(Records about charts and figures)
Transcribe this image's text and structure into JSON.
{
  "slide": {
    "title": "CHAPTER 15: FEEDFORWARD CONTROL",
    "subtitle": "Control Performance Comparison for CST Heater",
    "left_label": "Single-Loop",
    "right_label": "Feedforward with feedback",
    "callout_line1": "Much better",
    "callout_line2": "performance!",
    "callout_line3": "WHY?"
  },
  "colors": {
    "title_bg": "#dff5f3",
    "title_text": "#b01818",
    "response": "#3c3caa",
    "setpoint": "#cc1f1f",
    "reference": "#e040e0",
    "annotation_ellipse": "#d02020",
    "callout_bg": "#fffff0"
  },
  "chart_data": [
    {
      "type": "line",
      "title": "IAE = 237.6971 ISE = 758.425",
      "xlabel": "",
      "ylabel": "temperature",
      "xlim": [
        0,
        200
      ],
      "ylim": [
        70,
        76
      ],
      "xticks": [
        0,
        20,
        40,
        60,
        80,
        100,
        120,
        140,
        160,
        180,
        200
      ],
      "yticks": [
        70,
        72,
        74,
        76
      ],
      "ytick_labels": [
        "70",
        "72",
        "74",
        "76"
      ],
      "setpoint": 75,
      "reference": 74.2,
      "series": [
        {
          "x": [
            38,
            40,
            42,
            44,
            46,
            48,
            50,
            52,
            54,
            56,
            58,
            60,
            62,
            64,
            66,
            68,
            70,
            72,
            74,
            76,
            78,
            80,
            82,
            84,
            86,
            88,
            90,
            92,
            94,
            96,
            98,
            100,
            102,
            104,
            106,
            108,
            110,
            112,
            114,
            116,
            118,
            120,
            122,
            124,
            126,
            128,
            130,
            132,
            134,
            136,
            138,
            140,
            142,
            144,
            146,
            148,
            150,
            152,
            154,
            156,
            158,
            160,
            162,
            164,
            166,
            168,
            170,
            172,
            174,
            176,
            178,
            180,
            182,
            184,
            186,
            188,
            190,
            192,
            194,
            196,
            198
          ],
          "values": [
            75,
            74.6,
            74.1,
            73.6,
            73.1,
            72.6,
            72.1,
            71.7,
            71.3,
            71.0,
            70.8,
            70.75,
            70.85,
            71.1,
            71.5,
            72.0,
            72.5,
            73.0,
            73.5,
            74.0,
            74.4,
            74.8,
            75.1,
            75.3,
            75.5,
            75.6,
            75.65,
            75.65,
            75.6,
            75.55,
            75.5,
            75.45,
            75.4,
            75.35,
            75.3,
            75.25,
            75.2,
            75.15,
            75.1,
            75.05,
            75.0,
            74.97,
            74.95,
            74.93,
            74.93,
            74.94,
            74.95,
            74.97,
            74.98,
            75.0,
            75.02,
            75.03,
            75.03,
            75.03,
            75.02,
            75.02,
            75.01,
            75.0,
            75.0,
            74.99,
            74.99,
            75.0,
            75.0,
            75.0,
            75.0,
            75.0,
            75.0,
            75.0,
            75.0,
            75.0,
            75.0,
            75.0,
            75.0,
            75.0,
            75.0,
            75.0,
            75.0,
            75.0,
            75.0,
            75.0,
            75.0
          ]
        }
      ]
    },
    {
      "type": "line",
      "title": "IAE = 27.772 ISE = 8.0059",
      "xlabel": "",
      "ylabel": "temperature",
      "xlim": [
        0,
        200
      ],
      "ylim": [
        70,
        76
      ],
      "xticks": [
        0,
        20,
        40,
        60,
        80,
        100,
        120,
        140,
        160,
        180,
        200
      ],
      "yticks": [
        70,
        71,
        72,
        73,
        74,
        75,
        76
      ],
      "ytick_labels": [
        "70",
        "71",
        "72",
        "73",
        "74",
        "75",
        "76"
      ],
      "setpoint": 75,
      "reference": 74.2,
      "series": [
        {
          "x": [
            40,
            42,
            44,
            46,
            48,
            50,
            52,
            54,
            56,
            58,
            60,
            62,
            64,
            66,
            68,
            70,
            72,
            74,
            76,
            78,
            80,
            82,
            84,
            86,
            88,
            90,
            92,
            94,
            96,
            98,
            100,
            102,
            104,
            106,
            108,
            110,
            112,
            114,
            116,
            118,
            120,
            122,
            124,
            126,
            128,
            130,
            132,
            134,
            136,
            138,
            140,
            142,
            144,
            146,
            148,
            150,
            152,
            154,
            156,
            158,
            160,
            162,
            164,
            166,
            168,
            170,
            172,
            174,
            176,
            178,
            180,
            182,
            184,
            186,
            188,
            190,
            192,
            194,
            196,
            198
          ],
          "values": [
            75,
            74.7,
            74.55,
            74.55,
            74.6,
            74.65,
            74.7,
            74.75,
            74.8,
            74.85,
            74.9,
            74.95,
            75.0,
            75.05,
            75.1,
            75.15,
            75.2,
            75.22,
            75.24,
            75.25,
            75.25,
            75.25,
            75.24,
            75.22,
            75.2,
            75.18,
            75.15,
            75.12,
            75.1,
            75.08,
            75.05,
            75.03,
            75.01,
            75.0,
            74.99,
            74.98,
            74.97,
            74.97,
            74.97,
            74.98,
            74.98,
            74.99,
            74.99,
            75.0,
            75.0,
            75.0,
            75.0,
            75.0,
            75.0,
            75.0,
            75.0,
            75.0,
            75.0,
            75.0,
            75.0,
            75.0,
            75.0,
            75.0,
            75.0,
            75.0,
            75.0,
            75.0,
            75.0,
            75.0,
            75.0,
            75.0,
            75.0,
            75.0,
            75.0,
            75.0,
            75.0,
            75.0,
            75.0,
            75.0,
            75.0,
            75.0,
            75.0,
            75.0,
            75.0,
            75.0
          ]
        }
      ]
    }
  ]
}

Task description >> Retype all of the data shown above, word for word.

Written reply >>
Transcribe this image's text and structure into JSON.
{
  "slide": {
    "title": "CHAPTER 15: FEEDFORWARD CONTROL",
    "subtitle": "Control Performance Comparison for CST Heater",
    "left_label": "Single-Loop",
    "right_label": "Feedforward with feedback",
    "callout_line1": "Much better",
    "callout_line2": "performance!",
    "callout_line3": "WHY?"
  },
  "colors": {
    "title_bg": "#dff5f3",
    "title_text": "#b01818",
    "response": "#3c3caa",
    "setpoint": "#cc1f1f",
    "reference": "#e040e0",
    "annotation_ellipse": "#d02020",
    "callout_bg": "#fffff0"
  },
  "chart_data": [
    {
      "type": "line",
      "title": "IAE = 237.6971 ISE = 758.425",
      "xlabel": "",
      "ylabel": "temperature",
      "xlim": [
        0,
        200
      ],
      "ylim": [
        70,
        76
      ],
      "xticks": [
        0,
        20,
        40,
        60,
        80,
        100,
        120,
        140,
        160,
        180,
        200
      ],
      "yticks": [
        70,
        72,
        74,
        76
      ],
      "ytick_labels": [
        "70",
        "72",
        "74",
        "76"
      ],
      "setpoint": 75,
      "reference": 74.2,
      "series": [
        {
          "x": [
            38,
            40,
            42,
            44,
            46,
            48,
            50,
            52,
            54,
            56,
            58,
            60,
            62,
            64,
            66,
            68,
            70,
            72,
            74,
            76,
            78,
            80,
            82,
            84,
            86,
            88,
            90,
            92,
            94,
            96,
            98,
            100,
            102,
            104,
            106,
            108,
            110,
            112,
            114,
            116,
            118,
            120,
            122,
            124,
            126,
            128,
            130,
            132,
            134,
            136,
            138,
            140,
            142,
            144,
            146,
            148,
            150,
            152,
            154,
            156,
            158,
            160,
            162,
            164,
            166,
            168,
            170,
            172,
            174,
            176,
            178,
            180,
            182,
            184,
            186,
            188,
            190,
            192,
            194,
            196,
            198
          ],
          "values": [
            75,
            74.6,
            74.1,
            73.6,
            73.1,
            72.6,
            72.1,
            71.7,
            71.3,
            71.0,
            70.8,
            70.75,
            70.85,
            71.1,
            71.5,
            72.0,
            72.5,
            73.0,
            73.5,
            74.0,
            74.4,
            74.8,
            75.1,
            75.3,
            75.5,
            75.6,
            75.65,
            75.65,
            75.6,
            75.55,
            75.5,
            75.45,
            75.4,
            75.35,
            75.3,
            75.25,
            75.2,
            75.15,
            75.1,
            75.05,
            75.0,
            74.97,
            74.95,
            74.93,
            74.93,
            74.94,
            74.95,
            74.97,
            74.98,
            75.0,
            75.02,
            75.03,
            75.03,
            75.03,
            75.02,
            75.02,
            75.01,
            75.0,
            75.0,
            74.99,
            74.99,
            75.0,
            75.0,
            75.0,
            75.0,
            75.0,
            75.0,
            75.0,
            75.0,
            75.0,
            75.0,
            75.0,
            75.0,
            75.0,
            75.0,
            75.0,
            75.0,
            75.0,
            75.0,
            75.0,
            75.0
          ]
        }
      ]
    },
    {
      "type": "line",
      "title": "IAE = 27.772 ISE = 8.0059",
      "xlabel": "",
      "ylabel": "temperature",
      "xlim": [
        0,
        200
      ],
      "ylim": [
        70,
        76
      ],
      "xticks": [
        0,
        20,
        40,
        60,
        80,
        100,
        120,
        140,
        160,
        180,
        200
      ],
      "yticks": [
        70,
        71,
        72,
        73,
        74,
        75,
        76
      ],
      "ytick_labels": [
        "70",
        "71",
        "72",
        "73",
        "74",
        "75",
        "76"
      ],
      "setpoint": 75,
      "reference": 74.2,
      "series": [
        {
          "x": [
            40,
            42,
            44,
            46,
            48,
            50,
            52,
            54,
            56,
            58,
            60,
            62,
            64,
            66,
            68,
            70,
            72,
            74,
            76,
            78,
            80,
            82,
            84,
            86,
            88,
            90,
            92,
            94,
            96,
            98,
            100,
            102,
            104,
            106,
            108,
            110,
            112,
            114,
            116,
            118,
            120,
            122,
            124,
            126,
            128,
            130,
            132,
            134,
            136,
            138,
            140,
            142,
            144,
            146,
            148,
            150,
            152,
            154,
            156,
            158,
            160,
            162,
            164,
            166,
            168,
            170,
            172,
            174,
            176,
            178,
            180,
            182,
            184,
            186,
            188,
            190,
            192,
            194,
            196,
            198
          ],
          "values": [
            75,
            74.7,
            74.55,
            74.55,
            74.6,
            74.65,
            74.7,
            74.75,
            74.8,
            74.85,
            74.9,
            74.95,
            75.0,
            75.05,
            75.1,
            75.15,
            75.2,
            75.22,
            75.24,
            75.25,
            75.25,
            75.25,
            75.24,
            75.22,
            75.2,
            75.18,
            75.15,
            75.12,
            75.1,
            75.08,
            75.05,
            75.03,
            75.01,
            75.0,
            74.99,
            74.98,
            74.97,
            74.97,
            74.97,
            74.98,
            74.98,
            74.99,
            74.99,
            75.0,
            75.0,
            75.0,
            75.0,
            75.0,
            75.0,
            75.0,
            75.0,
            75.0,
            75.0,
            75.0,
            75.0,
            75.0,
            75.0,
            75.0,
            75.0,
            75.0,
            75.0,
            75.0,
            75.0,
            75.0,
            75.0,
            75.0,
            75.0,
            75.0,
            75.0,
            75.0,
            75.0,
            75.0,
            75.0,
            75.0,
            75.0,
            75.0,
            75.0,
            75.0,
            75.0,
            75.0
          ]
        }
      ]
    }
  ]
}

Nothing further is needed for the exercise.